* Begin *
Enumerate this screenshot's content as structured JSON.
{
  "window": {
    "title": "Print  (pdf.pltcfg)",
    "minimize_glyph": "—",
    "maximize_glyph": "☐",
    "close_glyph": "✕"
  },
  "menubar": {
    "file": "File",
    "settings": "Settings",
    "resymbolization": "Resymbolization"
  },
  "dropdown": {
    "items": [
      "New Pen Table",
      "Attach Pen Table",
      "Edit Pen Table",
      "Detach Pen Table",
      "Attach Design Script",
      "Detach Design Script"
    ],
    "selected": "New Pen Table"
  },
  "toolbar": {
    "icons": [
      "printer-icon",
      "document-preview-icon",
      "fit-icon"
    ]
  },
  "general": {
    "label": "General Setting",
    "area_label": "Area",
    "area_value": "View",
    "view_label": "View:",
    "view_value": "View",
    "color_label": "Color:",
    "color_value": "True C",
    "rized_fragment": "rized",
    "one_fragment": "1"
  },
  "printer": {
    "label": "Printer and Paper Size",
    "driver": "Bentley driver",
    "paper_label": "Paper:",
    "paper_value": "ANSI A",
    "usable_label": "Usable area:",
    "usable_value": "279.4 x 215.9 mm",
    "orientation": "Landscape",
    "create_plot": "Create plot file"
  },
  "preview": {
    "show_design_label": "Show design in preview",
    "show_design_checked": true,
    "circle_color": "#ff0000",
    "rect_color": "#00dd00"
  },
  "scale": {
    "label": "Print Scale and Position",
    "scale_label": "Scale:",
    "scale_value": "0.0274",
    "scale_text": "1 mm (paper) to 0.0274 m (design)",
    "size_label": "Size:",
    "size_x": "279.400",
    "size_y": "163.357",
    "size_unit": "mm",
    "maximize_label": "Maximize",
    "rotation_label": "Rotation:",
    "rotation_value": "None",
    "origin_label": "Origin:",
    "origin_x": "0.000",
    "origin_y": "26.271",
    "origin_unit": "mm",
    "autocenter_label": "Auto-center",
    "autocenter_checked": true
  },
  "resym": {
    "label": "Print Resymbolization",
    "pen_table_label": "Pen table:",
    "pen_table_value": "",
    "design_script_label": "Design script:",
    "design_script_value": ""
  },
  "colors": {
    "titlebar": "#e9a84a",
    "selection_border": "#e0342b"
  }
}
* End *
Given problem:
State how many lines of the listing above hold the word "preview", with nothing but the number.

Finished task:
3